RECORDS SHOWN »
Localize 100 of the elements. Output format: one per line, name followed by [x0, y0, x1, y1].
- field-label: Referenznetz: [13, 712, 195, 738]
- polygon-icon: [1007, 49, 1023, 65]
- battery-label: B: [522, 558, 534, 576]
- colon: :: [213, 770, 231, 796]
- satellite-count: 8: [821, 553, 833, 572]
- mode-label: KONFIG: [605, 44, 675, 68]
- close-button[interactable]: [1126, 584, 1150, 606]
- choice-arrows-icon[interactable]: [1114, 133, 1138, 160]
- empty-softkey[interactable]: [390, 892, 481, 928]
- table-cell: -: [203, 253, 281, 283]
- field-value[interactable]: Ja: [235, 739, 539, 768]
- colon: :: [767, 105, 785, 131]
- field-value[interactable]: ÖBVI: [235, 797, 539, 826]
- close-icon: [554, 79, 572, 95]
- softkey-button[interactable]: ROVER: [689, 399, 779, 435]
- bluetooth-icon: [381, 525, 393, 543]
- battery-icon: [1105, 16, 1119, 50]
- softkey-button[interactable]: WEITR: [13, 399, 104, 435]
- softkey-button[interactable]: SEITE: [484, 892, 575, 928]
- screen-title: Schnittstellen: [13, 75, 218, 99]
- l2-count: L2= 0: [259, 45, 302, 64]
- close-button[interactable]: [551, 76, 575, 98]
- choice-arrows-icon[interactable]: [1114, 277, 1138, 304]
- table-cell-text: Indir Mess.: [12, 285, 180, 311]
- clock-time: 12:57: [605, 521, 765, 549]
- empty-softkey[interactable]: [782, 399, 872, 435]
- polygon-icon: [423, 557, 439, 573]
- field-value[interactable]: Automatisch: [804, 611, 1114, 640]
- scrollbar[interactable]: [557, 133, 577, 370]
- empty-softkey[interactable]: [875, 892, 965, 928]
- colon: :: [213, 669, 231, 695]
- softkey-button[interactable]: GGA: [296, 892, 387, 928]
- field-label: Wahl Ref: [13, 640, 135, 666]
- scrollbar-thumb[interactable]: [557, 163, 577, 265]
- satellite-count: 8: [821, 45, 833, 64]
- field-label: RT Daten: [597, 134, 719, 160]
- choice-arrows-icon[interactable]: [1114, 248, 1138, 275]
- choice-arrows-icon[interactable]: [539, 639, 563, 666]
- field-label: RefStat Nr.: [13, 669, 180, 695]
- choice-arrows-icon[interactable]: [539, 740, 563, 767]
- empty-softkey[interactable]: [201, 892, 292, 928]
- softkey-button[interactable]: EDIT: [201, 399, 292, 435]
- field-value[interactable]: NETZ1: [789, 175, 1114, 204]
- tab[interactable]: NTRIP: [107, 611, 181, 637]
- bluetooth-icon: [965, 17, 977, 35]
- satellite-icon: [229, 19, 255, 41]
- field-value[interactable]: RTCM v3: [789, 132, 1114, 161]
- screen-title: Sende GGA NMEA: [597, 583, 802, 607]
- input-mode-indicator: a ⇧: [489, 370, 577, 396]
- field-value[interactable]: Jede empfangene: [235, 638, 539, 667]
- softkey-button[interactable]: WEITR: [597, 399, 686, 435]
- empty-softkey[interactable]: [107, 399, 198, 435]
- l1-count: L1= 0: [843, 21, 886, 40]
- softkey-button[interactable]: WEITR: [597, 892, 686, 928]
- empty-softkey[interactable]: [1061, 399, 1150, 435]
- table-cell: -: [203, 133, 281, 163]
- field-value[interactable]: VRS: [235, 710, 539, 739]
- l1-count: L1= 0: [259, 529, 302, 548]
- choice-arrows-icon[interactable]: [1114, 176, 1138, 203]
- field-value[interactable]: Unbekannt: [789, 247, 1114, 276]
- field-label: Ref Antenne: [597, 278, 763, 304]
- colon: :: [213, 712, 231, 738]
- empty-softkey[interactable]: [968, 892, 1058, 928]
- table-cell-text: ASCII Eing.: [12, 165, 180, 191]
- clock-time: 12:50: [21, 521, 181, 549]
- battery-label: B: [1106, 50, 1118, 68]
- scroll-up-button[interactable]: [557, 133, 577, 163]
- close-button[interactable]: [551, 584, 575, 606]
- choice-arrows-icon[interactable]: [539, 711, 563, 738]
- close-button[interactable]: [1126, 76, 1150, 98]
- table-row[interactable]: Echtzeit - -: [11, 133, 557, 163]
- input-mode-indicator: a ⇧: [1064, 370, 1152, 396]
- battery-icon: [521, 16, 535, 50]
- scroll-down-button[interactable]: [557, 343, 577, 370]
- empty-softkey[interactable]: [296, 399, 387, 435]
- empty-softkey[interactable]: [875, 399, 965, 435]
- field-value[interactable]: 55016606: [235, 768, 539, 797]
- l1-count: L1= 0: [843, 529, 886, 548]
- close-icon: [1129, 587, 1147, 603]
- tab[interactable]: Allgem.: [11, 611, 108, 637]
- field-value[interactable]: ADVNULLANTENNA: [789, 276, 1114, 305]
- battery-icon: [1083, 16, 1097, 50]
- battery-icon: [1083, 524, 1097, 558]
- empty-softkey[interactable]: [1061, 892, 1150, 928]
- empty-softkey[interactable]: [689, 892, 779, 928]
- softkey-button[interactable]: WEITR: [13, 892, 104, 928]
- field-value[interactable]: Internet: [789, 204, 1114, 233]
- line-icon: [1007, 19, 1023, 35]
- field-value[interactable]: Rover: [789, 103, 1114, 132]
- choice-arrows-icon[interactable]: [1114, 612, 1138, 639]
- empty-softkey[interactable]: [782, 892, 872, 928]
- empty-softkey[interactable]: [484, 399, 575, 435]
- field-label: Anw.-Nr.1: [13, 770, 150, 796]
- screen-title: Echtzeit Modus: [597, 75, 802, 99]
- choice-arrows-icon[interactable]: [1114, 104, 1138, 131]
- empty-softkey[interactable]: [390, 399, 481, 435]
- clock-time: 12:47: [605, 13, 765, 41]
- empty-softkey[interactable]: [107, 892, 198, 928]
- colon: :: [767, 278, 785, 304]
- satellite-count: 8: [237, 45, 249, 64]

STATED GOAL » Print the lines from the start of the records through the line holding "- empty-softkey[interactable]: [390, 892, 481, 928]", inclusive, reproducing each one without alteration.

WORKED SOLUTION »
Localize 100 of the elements. Output format: one per line, name followed by [x0, y0, x1, y1].
- field-label: Referenznetz: [13, 712, 195, 738]
- polygon-icon: [1007, 49, 1023, 65]
- battery-label: B: [522, 558, 534, 576]
- colon: :: [213, 770, 231, 796]
- satellite-count: 8: [821, 553, 833, 572]
- mode-label: KONFIG: [605, 44, 675, 68]
- close-button[interactable]: [1126, 584, 1150, 606]
- choice-arrows-icon[interactable]: [1114, 133, 1138, 160]
- empty-softkey[interactable]: [390, 892, 481, 928]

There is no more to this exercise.